[Excerpt from a dataset]
>>>>

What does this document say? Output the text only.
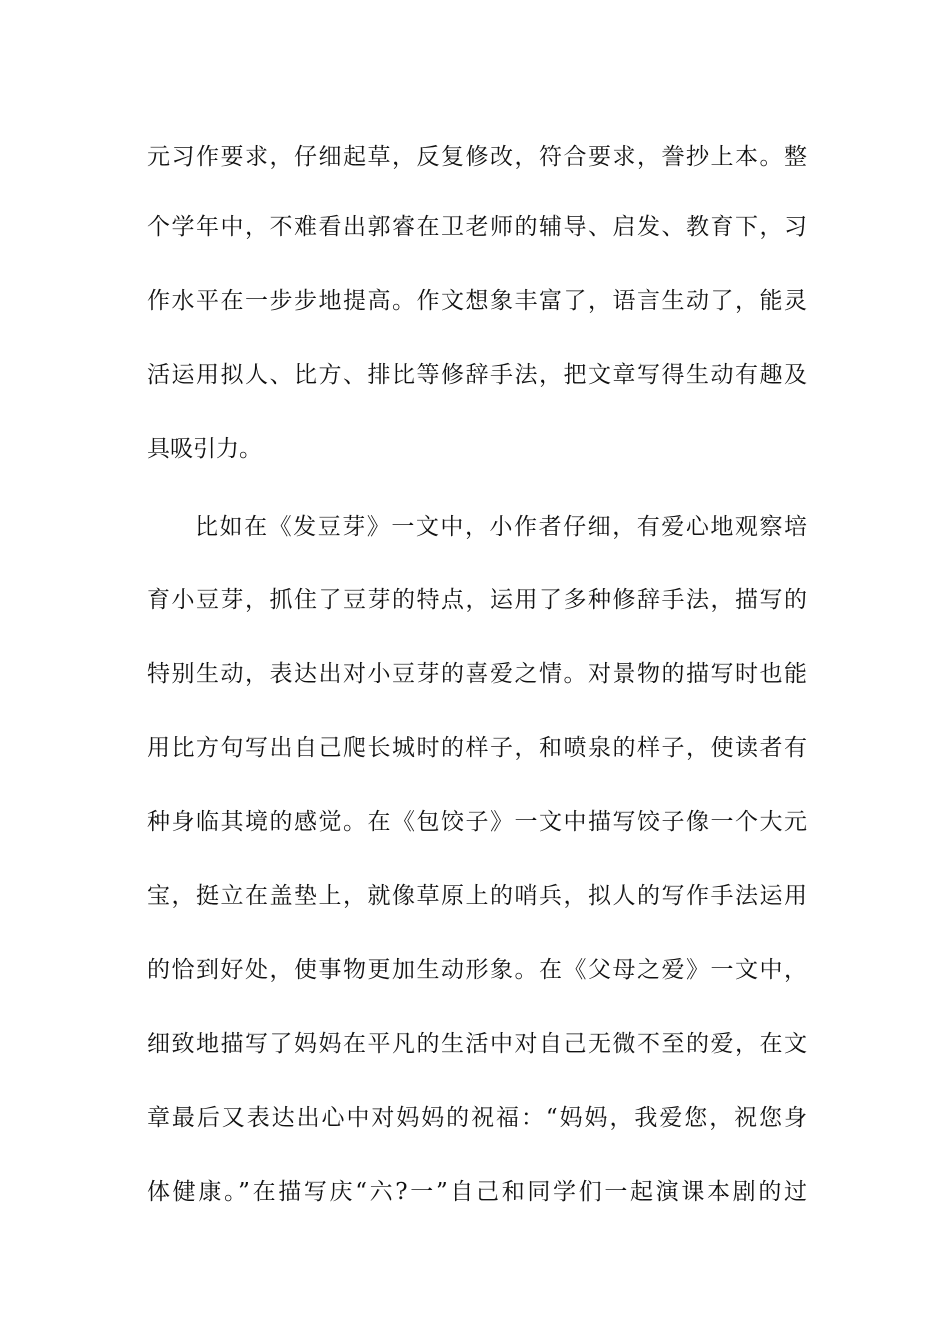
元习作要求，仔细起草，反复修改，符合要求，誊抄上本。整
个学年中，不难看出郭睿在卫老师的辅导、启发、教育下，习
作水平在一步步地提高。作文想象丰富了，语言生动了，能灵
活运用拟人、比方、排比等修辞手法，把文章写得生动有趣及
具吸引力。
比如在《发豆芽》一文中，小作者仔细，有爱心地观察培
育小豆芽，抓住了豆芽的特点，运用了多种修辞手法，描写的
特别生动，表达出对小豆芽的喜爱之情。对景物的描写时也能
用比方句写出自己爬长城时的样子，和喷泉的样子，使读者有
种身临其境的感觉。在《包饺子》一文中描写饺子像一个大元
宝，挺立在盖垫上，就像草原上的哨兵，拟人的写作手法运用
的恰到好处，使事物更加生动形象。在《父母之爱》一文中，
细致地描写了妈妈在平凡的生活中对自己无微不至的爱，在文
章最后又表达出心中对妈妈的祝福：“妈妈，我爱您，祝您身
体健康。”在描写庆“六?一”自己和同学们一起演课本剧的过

<<<<

Problem description: Reproduce the whole listing above word for word, but not its pictures.

Solution to the problem:
What does this document say? Output the text only.
元习作要求，仔细起草，反复修改，符合要求，誊抄上本。整
个学年中，不难看出郭睿在卫老师的辅导、启发、教育下，习
作水平在一步步地提高。作文想象丰富了，语言生动了，能灵
活运用拟人、比方、排比等修辞手法，把文章写得生动有趣及
具吸引力。
比如在《发豆芽》一文中，小作者仔细，有爱心地观察培
育小豆芽，抓住了豆芽的特点，运用了多种修辞手法，描写的
特别生动，表达出对小豆芽的喜爱之情。对景物的描写时也能
用比方句写出自己爬长城时的样子，和喷泉的样子，使读者有
种身临其境的感觉。在《包饺子》一文中描写饺子像一个大元
宝，挺立在盖垫上，就像草原上的哨兵，拟人的写作手法运用
的恰到好处，使事物更加生动形象。在《父母之爱》一文中，
细致地描写了妈妈在平凡的生活中对自己无微不至的爱，在文
章最后又表达出心中对妈妈的祝福：“妈妈，我爱您，祝您身
体健康。”在描写庆“六?一”自己和同学们一起演课本剧的过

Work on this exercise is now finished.